# Your task:
Repeat the whole listing exactly.

◆ ◆ ◆ ◆ ◆ ◆ ◆

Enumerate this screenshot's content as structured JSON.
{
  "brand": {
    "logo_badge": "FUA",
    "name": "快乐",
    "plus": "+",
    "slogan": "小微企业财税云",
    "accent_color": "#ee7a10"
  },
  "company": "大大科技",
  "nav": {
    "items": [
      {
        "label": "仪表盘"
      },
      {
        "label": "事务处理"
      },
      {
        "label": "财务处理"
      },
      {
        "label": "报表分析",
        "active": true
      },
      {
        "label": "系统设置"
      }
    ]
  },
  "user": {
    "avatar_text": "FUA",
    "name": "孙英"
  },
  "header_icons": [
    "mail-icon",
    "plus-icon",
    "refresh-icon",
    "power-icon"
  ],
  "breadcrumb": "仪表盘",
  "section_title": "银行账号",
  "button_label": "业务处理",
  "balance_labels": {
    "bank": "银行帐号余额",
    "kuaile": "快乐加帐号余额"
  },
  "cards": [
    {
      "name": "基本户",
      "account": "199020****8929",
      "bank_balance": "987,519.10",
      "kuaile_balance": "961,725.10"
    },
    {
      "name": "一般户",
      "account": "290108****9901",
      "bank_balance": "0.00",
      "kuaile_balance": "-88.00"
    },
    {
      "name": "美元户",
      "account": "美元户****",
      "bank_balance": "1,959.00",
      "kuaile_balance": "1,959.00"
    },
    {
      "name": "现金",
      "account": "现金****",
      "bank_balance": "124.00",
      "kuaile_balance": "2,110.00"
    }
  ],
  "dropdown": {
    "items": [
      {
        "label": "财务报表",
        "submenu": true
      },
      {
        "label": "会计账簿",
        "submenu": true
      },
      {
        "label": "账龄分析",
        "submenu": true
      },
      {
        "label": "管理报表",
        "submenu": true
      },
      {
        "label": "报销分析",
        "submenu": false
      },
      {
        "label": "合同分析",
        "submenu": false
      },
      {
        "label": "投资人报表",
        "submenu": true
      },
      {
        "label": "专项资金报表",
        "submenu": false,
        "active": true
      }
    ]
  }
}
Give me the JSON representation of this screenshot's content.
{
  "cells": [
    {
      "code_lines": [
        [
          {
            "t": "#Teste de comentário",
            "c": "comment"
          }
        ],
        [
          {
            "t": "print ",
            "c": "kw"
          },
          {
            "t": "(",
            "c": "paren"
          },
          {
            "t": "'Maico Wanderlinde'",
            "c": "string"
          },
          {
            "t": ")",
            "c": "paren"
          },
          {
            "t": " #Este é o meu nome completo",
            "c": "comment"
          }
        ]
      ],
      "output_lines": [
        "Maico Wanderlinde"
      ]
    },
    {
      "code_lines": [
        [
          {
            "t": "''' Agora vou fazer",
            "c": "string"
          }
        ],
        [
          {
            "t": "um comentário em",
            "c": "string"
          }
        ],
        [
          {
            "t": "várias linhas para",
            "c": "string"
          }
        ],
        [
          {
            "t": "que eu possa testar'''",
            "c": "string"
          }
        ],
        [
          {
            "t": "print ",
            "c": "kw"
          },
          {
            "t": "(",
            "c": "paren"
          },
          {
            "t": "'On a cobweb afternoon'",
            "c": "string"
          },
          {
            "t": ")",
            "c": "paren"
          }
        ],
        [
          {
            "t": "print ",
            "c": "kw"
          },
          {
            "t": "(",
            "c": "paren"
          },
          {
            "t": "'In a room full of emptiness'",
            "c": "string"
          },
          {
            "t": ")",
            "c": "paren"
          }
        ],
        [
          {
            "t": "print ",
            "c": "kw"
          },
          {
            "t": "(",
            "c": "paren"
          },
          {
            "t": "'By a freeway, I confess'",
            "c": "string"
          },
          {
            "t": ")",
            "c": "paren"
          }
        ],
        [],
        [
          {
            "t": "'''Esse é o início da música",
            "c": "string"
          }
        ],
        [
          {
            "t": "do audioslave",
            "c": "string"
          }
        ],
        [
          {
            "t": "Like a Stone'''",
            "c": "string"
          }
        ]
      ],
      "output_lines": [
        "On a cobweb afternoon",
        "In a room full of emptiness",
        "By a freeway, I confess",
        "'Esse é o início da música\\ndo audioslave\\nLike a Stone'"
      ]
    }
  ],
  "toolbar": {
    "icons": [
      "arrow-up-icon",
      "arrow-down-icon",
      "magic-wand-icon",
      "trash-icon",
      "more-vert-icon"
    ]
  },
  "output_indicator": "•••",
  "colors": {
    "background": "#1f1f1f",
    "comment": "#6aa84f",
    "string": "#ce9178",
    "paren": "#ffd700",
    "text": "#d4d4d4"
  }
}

◆ ◆ ◆ ◆ ◆ ◆ ◆

# Answer below:
Enumerate this screenshot's content as structured JSON.
{
  "brand": {
    "logo_badge": "FUA",
    "name": "快乐",
    "plus": "+",
    "slogan": "小微企业财税云",
    "accent_color": "#ee7a10"
  },
  "company": "大大科技",
  "nav": {
    "items": [
      {
        "label": "仪表盘"
      },
      {
        "label": "事务处理"
      },
      {
        "label": "财务处理"
      },
      {
        "label": "报表分析",
        "active": true
      },
      {
        "label": "系统设置"
      }
    ]
  },
  "user": {
    "avatar_text": "FUA",
    "name": "孙英"
  },
  "header_icons": [
    "mail-icon",
    "plus-icon",
    "refresh-icon",
    "power-icon"
  ],
  "breadcrumb": "仪表盘",
  "section_title": "银行账号",
  "button_label": "业务处理",
  "balance_labels": {
    "bank": "银行帐号余额",
    "kuaile": "快乐加帐号余额"
  },
  "cards": [
    {
      "name": "基本户",
      "account": "199020****8929",
      "bank_balance": "987,519.10",
      "kuaile_balance": "961,725.10"
    },
    {
      "name": "一般户",
      "account": "290108****9901",
      "bank_balance": "0.00",
      "kuaile_balance": "-88.00"
    },
    {
      "name": "美元户",
      "account": "美元户****",
      "bank_balance": "1,959.00",
      "kuaile_balance": "1,959.00"
    },
    {
      "name": "现金",
      "account": "现金****",
      "bank_balance": "124.00",
      "kuaile_balance": "2,110.00"
    }
  ],
  "dropdown": {
    "items": [
      {
        "label": "财务报表",
        "submenu": true
      },
      {
        "label": "会计账簿",
        "submenu": true
      },
      {
        "label": "账龄分析",
        "submenu": true
      },
      {
        "label": "管理报表",
        "submenu": true
      },
      {
        "label": "报销分析",
        "submenu": false
      },
      {
        "label": "合同分析",
        "submenu": false
      },
      {
        "label": "投资人报表",
        "submenu": true
      },
      {
        "label": "专项资金报表",
        "submenu": false,
        "active": true
      }
    ]
  }
}
Give me the JSON representation of this screenshot's content.
{
  "cells": [
    {
      "code_lines": [
        [
          {
            "t": "#Teste de comentário",
            "c": "comment"
          }
        ],
        [
          {
            "t": "print ",
            "c": "kw"
          },
          {
            "t": "(",
            "c": "paren"
          },
          {
            "t": "'Maico Wanderlinde'",
            "c": "string"
          },
          {
            "t": ")",
            "c": "paren"
          },
          {
            "t": " #Este é o meu nome completo",
            "c": "comment"
          }
        ]
      ],
      "output_lines": [
        "Maico Wanderlinde"
      ]
    },
    {
      "code_lines": [
        [
          {
            "t": "''' Agora vou fazer",
            "c": "string"
          }
        ],
        [
          {
            "t": "um comentário em",
            "c": "string"
          }
        ],
        [
          {
            "t": "várias linhas para",
            "c": "string"
          }
        ],
        [
          {
            "t": "que eu possa testar'''",
            "c": "string"
          }
        ],
        [
          {
            "t": "print ",
            "c": "kw"
          },
          {
            "t": "(",
            "c": "paren"
          },
          {
            "t": "'On a cobweb afternoon'",
            "c": "string"
          },
          {
            "t": ")",
            "c": "paren"
          }
        ],
        [
          {
            "t": "print ",
            "c": "kw"
          },
          {
            "t": "(",
            "c": "paren"
          },
          {
            "t": "'In a room full of emptiness'",
            "c": "string"
          },
          {
            "t": ")",
            "c": "paren"
          }
        ],
        [
          {
            "t": "print ",
            "c": "kw"
          },
          {
            "t": "(",
            "c": "paren"
          },
          {
            "t": "'By a freeway, I confess'",
            "c": "string"
          },
          {
            "t": ")",
            "c": "paren"
          }
        ],
        [],
        [
          {
            "t": "'''Esse é o início da música",
            "c": "string"
          }
        ],
        [
          {
            "t": "do audioslave",
            "c": "string"
          }
        ],
        [
          {
            "t": "Like a Stone'''",
            "c": "string"
          }
        ]
      ],
      "output_lines": [
        "On a cobweb afternoon",
        "In a room full of emptiness",
        "By a freeway, I confess",
        "'Esse é o início da música\\ndo audioslave\\nLike a Stone'"
      ]
    }
  ],
  "toolbar": {
    "icons": [
      "arrow-up-icon",
      "arrow-down-icon",
      "magic-wand-icon",
      "trash-icon",
      "more-vert-icon"
    ]
  },
  "output_indicator": "•••",
  "colors": {
    "background": "#1f1f1f",
    "comment": "#6aa84f",
    "string": "#ce9178",
    "paren": "#ffd700",
    "text": "#d4d4d4"
  }
}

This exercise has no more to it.